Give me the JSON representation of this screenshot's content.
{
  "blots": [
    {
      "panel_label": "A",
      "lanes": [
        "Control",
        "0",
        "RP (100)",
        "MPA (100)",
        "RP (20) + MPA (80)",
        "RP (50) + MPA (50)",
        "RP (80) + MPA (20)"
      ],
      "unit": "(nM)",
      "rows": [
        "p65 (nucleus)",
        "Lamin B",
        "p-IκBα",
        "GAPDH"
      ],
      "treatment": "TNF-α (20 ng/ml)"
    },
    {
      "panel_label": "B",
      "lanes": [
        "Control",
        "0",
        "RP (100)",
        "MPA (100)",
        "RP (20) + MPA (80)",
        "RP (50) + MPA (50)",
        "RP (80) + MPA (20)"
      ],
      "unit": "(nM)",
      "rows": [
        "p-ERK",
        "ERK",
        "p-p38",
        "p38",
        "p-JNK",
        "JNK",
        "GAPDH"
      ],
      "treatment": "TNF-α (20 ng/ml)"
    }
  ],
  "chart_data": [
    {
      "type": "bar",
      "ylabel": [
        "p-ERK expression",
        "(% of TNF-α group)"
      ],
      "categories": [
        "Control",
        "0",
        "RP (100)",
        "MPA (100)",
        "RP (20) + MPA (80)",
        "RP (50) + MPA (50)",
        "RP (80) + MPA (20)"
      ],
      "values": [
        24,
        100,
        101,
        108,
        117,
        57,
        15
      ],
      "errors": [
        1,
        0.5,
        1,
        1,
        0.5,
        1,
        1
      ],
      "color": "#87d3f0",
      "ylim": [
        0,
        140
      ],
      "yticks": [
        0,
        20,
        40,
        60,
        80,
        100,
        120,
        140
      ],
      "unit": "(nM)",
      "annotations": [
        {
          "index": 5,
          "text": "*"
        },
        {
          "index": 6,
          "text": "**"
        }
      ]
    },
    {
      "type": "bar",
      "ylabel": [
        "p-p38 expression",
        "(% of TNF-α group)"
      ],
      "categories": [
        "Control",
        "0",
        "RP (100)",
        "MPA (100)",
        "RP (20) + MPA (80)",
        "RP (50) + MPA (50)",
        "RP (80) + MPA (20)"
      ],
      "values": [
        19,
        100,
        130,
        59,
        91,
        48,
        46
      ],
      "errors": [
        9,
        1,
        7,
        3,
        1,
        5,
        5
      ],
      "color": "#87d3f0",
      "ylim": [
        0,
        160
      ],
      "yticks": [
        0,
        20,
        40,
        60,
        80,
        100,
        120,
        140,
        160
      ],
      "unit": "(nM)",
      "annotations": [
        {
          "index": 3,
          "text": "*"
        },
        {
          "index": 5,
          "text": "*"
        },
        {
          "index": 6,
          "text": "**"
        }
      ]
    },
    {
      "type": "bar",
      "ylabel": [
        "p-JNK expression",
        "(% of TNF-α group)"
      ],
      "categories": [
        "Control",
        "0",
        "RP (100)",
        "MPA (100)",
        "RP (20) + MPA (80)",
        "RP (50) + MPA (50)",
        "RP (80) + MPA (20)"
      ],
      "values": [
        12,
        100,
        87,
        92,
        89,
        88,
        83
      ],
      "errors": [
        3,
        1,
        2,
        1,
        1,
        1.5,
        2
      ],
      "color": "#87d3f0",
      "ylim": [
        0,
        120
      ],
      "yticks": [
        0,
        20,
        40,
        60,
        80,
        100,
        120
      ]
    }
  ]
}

════

Your task is to repeat each line of the material exactly.

EXPECTED OUTPUT
Give me the JSON representation of this screenshot's content.
{
  "blots": [
    {
      "panel_label": "A",
      "lanes": [
        "Control",
        "0",
        "RP (100)",
        "MPA (100)",
        "RP (20) + MPA (80)",
        "RP (50) + MPA (50)",
        "RP (80) + MPA (20)"
      ],
      "unit": "(nM)",
      "rows": [
        "p65 (nucleus)",
        "Lamin B",
        "p-IκBα",
        "GAPDH"
      ],
      "treatment": "TNF-α (20 ng/ml)"
    },
    {
      "panel_label": "B",
      "lanes": [
        "Control",
        "0",
        "RP (100)",
        "MPA (100)",
        "RP (20) + MPA (80)",
        "RP (50) + MPA (50)",
        "RP (80) + MPA (20)"
      ],
      "unit": "(nM)",
      "rows": [
        "p-ERK",
        "ERK",
        "p-p38",
        "p38",
        "p-JNK",
        "JNK",
        "GAPDH"
      ],
      "treatment": "TNF-α (20 ng/ml)"
    }
  ],
  "chart_data": [
    {
      "type": "bar",
      "ylabel": [
        "p-ERK expression",
        "(% of TNF-α group)"
      ],
      "categories": [
        "Control",
        "0",
        "RP (100)",
        "MPA (100)",
        "RP (20) + MPA (80)",
        "RP (50) + MPA (50)",
        "RP (80) + MPA (20)"
      ],
      "values": [
        24,
        100,
        101,
        108,
        117,
        57,
        15
      ],
      "errors": [
        1,
        0.5,
        1,
        1,
        0.5,
        1,
        1
      ],
      "color": "#87d3f0",
      "ylim": [
        0,
        140
      ],
      "yticks": [
        0,
        20,
        40,
        60,
        80,
        100,
        120,
        140
      ],
      "unit": "(nM)",
      "annotations": [
        {
          "index": 5,
          "text": "*"
        },
        {
          "index": 6,
          "text": "**"
        }
      ]
    },
    {
      "type": "bar",
      "ylabel": [
        "p-p38 expression",
        "(% of TNF-α group)"
      ],
      "categories": [
        "Control",
        "0",
        "RP (100)",
        "MPA (100)",
        "RP (20) + MPA (80)",
        "RP (50) + MPA (50)",
        "RP (80) + MPA (20)"
      ],
      "values": [
        19,
        100,
        130,
        59,
        91,
        48,
        46
      ],
      "errors": [
        9,
        1,
        7,
        3,
        1,
        5,
        5
      ],
      "color": "#87d3f0",
      "ylim": [
        0,
        160
      ],
      "yticks": [
        0,
        20,
        40,
        60,
        80,
        100,
        120,
        140,
        160
      ],
      "unit": "(nM)",
      "annotations": [
        {
          "index": 3,
          "text": "*"
        },
        {
          "index": 5,
          "text": "*"
        },
        {
          "index": 6,
          "text": "**"
        }
      ]
    },
    {
      "type": "bar",
      "ylabel": [
        "p-JNK expression",
        "(% of TNF-α group)"
      ],
      "categories": [
        "Control",
        "0",
        "RP (100)",
        "MPA (100)",
        "RP (20) + MPA (80)",
        "RP (50) + MPA (50)",
        "RP (80) + MPA (20)"
      ],
      "values": [
        12,
        100,
        87,
        92,
        89,
        88,
        83
      ],
      "errors": [
        3,
        1,
        2,
        1,
        1,
        1.5,
        2
      ],
      "color": "#87d3f0",
      "ylim": [
        0,
        120
      ],
      "yticks": [
        0,
        20,
        40,
        60,
        80,
        100,
        120
      ]
    }
  ]
}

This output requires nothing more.